» **Given request**: Look for the string "type" in the lines and copy each line that has it.
[Begin Data for this task]
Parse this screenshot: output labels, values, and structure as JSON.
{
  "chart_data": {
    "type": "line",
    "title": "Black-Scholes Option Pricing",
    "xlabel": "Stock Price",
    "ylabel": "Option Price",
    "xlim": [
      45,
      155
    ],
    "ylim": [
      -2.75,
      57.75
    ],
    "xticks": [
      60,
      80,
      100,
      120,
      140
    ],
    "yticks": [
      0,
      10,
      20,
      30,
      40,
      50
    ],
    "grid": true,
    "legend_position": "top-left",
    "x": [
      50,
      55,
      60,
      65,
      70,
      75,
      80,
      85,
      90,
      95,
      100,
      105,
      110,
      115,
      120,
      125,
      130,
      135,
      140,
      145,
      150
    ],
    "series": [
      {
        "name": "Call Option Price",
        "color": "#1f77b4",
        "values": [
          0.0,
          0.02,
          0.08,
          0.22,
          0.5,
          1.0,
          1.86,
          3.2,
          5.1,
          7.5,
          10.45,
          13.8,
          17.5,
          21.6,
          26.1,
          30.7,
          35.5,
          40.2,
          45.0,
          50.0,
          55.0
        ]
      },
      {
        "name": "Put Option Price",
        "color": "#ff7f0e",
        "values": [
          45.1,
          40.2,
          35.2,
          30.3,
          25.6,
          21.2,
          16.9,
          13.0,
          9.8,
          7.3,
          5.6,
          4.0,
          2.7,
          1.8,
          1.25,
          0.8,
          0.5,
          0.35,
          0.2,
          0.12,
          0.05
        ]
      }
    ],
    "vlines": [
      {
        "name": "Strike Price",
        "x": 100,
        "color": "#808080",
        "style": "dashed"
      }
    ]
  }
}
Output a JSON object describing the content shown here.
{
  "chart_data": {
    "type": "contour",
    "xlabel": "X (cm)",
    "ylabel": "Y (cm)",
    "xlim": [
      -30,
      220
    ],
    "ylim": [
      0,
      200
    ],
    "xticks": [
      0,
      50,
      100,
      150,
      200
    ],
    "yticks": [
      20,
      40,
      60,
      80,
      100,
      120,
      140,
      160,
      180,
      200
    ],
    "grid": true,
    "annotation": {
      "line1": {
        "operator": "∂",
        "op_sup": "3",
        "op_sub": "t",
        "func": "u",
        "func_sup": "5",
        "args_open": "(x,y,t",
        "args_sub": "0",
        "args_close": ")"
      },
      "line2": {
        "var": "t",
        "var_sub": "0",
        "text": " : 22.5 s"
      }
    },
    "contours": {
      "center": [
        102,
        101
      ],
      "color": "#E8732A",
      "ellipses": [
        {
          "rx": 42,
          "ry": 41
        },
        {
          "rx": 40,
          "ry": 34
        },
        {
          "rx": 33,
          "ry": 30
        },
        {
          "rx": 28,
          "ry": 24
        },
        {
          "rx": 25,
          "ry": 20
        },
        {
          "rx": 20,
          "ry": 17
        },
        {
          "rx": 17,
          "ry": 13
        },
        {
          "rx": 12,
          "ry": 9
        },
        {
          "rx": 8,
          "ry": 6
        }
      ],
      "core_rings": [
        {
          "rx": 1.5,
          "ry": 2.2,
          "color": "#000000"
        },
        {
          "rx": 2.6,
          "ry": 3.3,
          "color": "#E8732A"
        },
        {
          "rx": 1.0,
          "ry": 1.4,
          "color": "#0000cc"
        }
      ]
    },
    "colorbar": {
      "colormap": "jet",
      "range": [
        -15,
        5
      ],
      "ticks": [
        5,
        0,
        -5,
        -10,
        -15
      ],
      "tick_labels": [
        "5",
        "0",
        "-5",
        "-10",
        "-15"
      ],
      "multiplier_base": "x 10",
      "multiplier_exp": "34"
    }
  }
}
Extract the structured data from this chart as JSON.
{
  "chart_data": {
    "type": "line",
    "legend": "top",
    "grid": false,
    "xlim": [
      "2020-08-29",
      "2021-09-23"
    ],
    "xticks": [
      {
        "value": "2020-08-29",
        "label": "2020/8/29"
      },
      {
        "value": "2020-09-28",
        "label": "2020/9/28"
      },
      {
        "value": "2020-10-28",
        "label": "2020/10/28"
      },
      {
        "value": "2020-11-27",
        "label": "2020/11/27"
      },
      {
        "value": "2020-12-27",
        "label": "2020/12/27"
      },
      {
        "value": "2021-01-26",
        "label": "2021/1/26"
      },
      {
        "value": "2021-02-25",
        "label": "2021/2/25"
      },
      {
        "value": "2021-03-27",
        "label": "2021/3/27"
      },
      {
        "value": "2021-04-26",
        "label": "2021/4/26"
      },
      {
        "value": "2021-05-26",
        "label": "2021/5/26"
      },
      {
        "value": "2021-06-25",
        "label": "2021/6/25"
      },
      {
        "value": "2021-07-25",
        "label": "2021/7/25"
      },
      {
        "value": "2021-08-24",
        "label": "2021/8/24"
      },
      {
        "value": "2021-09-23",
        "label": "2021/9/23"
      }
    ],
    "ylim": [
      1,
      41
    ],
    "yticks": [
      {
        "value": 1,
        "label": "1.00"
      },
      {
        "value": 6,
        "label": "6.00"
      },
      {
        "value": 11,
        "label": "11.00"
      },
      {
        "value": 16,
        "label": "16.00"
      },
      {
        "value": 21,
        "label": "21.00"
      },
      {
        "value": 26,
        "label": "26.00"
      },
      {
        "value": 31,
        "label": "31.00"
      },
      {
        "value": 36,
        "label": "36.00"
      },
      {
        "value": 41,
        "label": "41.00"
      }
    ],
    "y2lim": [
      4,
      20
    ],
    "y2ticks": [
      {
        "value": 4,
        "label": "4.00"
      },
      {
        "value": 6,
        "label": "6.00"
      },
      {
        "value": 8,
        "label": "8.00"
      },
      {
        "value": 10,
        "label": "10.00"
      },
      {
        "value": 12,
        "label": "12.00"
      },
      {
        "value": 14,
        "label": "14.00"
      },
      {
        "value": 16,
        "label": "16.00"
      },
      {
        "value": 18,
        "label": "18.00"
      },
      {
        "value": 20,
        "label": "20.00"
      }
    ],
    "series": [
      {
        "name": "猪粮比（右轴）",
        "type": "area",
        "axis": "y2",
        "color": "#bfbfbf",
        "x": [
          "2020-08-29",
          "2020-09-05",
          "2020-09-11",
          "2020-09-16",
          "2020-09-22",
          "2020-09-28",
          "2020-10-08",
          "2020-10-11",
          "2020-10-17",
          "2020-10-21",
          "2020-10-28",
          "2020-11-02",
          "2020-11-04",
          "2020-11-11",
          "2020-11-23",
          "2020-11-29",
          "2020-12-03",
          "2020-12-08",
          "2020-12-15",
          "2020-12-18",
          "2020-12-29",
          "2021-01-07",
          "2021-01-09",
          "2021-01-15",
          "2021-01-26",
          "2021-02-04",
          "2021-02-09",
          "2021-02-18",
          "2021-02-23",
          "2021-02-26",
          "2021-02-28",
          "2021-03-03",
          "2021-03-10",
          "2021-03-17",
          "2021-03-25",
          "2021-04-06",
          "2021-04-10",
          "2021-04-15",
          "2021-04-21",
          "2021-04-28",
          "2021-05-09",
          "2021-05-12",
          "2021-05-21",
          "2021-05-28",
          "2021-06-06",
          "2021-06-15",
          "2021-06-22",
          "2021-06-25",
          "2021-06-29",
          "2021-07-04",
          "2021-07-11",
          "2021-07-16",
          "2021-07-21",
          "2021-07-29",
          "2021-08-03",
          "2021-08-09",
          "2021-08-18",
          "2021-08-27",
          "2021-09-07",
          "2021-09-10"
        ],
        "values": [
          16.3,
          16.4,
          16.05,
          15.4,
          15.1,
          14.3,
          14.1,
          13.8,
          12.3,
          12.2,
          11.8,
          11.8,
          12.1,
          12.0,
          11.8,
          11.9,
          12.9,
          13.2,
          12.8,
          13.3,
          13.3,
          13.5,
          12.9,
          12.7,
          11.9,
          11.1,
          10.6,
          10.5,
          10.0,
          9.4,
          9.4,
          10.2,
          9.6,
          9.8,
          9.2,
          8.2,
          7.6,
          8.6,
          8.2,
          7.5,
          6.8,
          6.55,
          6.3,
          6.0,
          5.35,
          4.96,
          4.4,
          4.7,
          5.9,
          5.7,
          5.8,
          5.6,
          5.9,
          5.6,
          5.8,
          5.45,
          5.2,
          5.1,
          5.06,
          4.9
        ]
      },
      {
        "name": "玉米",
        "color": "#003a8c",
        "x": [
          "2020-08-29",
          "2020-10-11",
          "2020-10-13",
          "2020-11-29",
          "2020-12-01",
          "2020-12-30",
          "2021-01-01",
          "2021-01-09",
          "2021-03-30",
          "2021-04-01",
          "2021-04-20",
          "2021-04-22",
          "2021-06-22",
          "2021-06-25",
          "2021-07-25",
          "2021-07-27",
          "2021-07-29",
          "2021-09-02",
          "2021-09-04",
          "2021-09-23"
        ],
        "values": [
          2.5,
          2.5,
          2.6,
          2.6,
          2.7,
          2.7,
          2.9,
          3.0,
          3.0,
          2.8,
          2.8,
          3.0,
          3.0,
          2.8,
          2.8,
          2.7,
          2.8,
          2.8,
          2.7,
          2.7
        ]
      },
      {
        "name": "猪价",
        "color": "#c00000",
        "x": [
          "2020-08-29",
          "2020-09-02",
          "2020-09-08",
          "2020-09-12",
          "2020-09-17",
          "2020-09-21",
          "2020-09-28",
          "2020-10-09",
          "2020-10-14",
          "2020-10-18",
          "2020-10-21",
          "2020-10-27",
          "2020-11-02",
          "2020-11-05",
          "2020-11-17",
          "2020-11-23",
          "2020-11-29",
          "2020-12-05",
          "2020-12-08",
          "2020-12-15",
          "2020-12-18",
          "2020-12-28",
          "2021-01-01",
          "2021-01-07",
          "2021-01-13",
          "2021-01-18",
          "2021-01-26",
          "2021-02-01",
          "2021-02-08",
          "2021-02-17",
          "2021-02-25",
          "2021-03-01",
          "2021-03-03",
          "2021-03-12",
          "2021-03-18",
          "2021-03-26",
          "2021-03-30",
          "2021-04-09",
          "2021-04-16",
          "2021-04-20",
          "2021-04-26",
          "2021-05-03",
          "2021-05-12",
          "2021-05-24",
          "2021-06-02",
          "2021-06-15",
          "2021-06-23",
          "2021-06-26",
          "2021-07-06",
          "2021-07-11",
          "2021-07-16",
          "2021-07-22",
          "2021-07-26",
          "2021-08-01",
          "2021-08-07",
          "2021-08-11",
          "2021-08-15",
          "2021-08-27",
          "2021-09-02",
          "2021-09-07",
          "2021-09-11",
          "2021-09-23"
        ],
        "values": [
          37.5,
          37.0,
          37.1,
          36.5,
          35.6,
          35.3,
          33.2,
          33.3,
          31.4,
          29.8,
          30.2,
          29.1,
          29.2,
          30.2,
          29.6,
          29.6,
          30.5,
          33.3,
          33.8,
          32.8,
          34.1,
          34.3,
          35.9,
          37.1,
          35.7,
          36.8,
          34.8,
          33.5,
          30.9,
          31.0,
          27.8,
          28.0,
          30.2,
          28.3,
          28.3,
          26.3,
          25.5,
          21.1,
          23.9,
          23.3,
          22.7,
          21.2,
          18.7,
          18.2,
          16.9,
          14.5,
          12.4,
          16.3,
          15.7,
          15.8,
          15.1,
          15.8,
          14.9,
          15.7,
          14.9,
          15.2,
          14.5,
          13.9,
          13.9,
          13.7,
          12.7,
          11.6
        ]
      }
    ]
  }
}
[End Data for this task]
» **Task response**:
    "type": "line",
    "type": "contour",
    "type": "line",
        "type": "area",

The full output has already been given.